> **Work to be completed**:
Identify and copy all lines of the material where the string "National" is found.

> **Data entries**:
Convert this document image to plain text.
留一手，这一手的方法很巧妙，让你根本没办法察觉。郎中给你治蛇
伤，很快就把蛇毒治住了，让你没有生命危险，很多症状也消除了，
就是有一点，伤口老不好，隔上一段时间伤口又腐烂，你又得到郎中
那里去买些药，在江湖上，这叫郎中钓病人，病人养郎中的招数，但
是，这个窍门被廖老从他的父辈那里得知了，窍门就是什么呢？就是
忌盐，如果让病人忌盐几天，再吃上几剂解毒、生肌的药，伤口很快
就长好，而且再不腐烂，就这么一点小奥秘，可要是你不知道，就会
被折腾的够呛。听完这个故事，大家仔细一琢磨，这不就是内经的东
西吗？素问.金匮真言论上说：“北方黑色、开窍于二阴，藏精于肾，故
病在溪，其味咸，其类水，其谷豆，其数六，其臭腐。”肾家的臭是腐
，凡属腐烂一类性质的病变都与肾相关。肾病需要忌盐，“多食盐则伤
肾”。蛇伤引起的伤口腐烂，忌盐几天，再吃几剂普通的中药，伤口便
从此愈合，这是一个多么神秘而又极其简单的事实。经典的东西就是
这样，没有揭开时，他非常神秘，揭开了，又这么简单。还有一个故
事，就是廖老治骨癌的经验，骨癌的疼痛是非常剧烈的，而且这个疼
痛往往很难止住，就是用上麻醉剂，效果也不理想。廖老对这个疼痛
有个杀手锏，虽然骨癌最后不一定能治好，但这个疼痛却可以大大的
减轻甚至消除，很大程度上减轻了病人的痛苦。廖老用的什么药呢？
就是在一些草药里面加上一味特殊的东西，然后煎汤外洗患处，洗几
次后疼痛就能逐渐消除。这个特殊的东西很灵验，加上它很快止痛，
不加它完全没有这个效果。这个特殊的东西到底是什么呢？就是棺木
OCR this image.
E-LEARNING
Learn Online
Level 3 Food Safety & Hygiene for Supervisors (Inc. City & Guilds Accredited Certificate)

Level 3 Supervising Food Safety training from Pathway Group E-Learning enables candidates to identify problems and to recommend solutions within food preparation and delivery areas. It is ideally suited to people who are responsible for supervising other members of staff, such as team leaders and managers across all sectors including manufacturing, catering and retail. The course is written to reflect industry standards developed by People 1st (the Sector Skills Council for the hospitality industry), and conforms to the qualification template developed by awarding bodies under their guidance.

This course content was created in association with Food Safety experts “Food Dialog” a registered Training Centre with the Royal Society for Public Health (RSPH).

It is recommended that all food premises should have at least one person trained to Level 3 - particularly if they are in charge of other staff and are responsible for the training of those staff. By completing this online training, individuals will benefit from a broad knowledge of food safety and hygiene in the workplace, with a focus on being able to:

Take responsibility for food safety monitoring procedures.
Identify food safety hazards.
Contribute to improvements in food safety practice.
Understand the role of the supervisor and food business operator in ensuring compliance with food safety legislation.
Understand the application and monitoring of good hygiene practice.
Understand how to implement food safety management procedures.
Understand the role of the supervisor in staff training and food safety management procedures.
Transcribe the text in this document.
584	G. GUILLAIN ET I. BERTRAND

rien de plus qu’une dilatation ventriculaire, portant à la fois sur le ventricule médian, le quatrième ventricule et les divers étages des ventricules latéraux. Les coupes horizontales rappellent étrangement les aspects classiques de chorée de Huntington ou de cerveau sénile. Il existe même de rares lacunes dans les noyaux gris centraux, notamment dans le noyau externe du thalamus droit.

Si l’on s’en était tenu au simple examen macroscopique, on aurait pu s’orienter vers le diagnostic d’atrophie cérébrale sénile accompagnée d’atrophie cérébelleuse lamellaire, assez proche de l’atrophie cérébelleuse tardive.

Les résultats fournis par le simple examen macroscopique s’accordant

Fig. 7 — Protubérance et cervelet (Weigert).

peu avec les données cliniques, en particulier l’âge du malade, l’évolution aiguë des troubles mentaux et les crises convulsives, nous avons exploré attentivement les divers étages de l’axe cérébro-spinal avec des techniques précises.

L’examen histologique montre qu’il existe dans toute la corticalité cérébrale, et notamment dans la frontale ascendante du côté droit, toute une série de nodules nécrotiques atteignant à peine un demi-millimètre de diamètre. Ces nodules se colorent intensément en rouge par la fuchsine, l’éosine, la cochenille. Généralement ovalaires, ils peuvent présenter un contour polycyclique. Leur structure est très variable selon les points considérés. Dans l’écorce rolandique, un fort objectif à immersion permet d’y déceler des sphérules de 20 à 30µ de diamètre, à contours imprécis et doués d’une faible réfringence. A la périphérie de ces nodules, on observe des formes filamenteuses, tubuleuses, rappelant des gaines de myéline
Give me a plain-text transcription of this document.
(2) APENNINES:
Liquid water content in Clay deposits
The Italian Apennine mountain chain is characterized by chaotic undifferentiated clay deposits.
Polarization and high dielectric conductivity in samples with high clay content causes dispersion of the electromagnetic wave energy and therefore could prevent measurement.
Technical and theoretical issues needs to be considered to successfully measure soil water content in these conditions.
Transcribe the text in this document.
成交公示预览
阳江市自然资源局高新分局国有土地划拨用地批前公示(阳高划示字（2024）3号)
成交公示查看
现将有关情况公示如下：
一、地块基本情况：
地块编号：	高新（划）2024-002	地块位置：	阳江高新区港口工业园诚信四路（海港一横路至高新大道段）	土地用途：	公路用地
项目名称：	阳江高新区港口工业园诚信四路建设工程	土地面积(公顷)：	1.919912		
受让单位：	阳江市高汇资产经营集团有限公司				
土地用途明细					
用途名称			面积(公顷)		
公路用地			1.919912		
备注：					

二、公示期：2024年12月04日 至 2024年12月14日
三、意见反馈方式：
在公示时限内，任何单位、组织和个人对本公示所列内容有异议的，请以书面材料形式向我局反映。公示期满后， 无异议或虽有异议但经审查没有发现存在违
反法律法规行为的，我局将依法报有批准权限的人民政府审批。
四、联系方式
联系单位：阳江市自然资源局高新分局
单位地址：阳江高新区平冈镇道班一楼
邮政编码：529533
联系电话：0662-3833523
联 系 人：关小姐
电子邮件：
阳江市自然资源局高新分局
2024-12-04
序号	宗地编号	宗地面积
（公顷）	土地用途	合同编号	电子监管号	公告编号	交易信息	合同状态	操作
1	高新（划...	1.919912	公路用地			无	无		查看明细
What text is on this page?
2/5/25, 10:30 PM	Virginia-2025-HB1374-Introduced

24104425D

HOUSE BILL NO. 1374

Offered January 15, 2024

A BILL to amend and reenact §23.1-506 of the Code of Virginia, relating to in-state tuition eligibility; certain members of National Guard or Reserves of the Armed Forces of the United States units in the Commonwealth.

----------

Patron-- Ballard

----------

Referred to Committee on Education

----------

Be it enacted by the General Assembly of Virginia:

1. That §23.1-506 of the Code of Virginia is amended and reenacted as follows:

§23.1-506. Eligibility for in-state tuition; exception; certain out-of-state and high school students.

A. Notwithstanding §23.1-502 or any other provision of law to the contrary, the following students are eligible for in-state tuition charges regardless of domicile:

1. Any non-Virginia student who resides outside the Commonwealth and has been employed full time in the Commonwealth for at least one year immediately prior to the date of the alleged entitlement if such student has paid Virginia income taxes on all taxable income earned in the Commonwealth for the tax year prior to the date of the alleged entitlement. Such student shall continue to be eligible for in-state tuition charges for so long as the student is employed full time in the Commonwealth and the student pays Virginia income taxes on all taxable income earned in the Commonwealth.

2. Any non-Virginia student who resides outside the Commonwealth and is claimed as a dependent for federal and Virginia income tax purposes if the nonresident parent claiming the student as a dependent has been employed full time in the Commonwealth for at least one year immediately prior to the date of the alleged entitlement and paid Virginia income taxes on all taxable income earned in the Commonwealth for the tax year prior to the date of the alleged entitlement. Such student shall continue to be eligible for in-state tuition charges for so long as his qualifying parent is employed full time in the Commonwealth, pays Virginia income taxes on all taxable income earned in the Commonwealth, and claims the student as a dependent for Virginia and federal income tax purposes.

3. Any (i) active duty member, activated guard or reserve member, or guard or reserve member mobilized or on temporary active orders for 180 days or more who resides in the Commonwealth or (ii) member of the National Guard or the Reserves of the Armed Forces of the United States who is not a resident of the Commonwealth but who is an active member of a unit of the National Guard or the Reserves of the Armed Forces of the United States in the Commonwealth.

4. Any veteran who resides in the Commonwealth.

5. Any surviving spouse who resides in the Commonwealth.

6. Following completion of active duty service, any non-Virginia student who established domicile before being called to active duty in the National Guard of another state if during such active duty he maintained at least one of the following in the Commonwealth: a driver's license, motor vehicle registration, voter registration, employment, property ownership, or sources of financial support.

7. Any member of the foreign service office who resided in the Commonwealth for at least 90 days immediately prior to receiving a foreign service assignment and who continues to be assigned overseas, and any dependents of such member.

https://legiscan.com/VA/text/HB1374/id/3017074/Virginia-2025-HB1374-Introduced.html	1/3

> **Answer below**:
A BILL to amend and reenact §23.1-506 of the Code of Virginia, relating to in-state tuition eligibility; certain members of National Guard or Reserves of the Armed Forces of the United States units in the Commonwealth.
3. Any (i) active duty member, activated guard or reserve member, or guard or reserve member mobilized or on temporary active orders for 180 days or more who resides in the Commonwealth or (ii) member of the National Guard or the Reserves of the Armed Forces of the United States who is not a resident of the Commonwealth but who is an active member of a unit of the National Guard or the Reserves of the Armed Forces of the United States in the Commonwealth.
6. Following completion of active duty service, any non-Virginia student who established domicile before being called to active duty in the National Guard of another state if during such active duty he maintained at least one of the following in the Commonwealth: a driver's license, motor vehicle registration, voter registration, employment, property ownership, or sources of financial support.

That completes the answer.